▸ **Given task**
Output the data that follows exactly, line for line.

──────── Excerpted records ────────

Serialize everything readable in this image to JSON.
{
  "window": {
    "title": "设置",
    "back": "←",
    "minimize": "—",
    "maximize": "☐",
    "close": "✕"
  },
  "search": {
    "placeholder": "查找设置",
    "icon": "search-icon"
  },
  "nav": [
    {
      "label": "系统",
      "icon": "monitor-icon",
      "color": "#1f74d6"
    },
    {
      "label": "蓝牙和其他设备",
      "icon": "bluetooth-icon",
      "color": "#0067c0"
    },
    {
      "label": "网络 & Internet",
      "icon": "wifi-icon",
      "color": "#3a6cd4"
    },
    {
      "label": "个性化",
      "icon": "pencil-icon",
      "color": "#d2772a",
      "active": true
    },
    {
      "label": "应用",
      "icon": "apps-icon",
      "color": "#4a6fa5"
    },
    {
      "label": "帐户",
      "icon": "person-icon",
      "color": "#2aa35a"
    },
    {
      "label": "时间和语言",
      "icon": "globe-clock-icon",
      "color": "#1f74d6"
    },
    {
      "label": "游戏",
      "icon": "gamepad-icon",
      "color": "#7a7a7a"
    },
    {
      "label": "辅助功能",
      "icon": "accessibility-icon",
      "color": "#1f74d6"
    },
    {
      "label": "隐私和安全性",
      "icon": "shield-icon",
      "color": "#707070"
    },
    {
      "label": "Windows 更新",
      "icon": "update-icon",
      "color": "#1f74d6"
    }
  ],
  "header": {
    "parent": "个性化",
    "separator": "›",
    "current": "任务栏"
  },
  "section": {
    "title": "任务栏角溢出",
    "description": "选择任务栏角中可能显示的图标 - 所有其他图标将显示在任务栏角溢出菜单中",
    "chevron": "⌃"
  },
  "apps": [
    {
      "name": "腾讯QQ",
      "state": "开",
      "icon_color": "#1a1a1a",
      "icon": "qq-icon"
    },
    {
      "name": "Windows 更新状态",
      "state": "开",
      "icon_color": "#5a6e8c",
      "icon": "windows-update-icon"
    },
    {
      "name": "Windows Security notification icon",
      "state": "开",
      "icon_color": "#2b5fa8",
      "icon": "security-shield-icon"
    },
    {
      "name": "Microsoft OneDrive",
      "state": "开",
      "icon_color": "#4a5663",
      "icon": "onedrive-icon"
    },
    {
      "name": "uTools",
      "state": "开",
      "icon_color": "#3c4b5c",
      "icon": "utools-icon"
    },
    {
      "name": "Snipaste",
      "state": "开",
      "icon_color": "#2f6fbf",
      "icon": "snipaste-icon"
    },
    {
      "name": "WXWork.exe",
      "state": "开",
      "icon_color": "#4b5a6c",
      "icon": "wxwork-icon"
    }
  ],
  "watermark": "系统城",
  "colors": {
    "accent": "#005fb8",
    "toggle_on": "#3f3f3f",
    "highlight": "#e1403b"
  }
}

────────

▸ **Answer**
Serialize everything readable in this image to JSON.
{
  "window": {
    "title": "设置",
    "back": "←",
    "minimize": "—",
    "maximize": "☐",
    "close": "✕"
  },
  "search": {
    "placeholder": "查找设置",
    "icon": "search-icon"
  },
  "nav": [
    {
      "label": "系统",
      "icon": "monitor-icon",
      "color": "#1f74d6"
    },
    {
      "label": "蓝牙和其他设备",
      "icon": "bluetooth-icon",
      "color": "#0067c0"
    },
    {
      "label": "网络 & Internet",
      "icon": "wifi-icon",
      "color": "#3a6cd4"
    },
    {
      "label": "个性化",
      "icon": "pencil-icon",
      "color": "#d2772a",
      "active": true
    },
    {
      "label": "应用",
      "icon": "apps-icon",
      "color": "#4a6fa5"
    },
    {
      "label": "帐户",
      "icon": "person-icon",
      "color": "#2aa35a"
    },
    {
      "label": "时间和语言",
      "icon": "globe-clock-icon",
      "color": "#1f74d6"
    },
    {
      "label": "游戏",
      "icon": "gamepad-icon",
      "color": "#7a7a7a"
    },
    {
      "label": "辅助功能",
      "icon": "accessibility-icon",
      "color": "#1f74d6"
    },
    {
      "label": "隐私和安全性",
      "icon": "shield-icon",
      "color": "#707070"
    },
    {
      "label": "Windows 更新",
      "icon": "update-icon",
      "color": "#1f74d6"
    }
  ],
  "header": {
    "parent": "个性化",
    "separator": "›",
    "current": "任务栏"
  },
  "section": {
    "title": "任务栏角溢出",
    "description": "选择任务栏角中可能显示的图标 - 所有其他图标将显示在任务栏角溢出菜单中",
    "chevron": "⌃"
  },
  "apps": [
    {
      "name": "腾讯QQ",
      "state": "开",
      "icon_color": "#1a1a1a",
      "icon": "qq-icon"
    },
    {
      "name": "Windows 更新状态",
      "state": "开",
      "icon_color": "#5a6e8c",
      "icon": "windows-update-icon"
    },
    {
      "name": "Windows Security notification icon",
      "state": "开",
      "icon_color": "#2b5fa8",
      "icon": "security-shield-icon"
    },
    {
      "name": "Microsoft OneDrive",
      "state": "开",
      "icon_color": "#4a5663",
      "icon": "onedrive-icon"
    },
    {
      "name": "uTools",
      "state": "开",
      "icon_color": "#3c4b5c",
      "icon": "utools-icon"
    },
    {
      "name": "Snipaste",
      "state": "开",
      "icon_color": "#2f6fbf",
      "icon": "snipaste-icon"
    },
    {
      "name": "WXWork.exe",
      "state": "开",
      "icon_color": "#4b5a6c",
      "icon": "wxwork-icon"
    }
  ],
  "watermark": "系统城",
  "colors": {
    "accent": "#005fb8",
    "toggle_on": "#3f3f3f",
    "highlight": "#e1403b"
  }
}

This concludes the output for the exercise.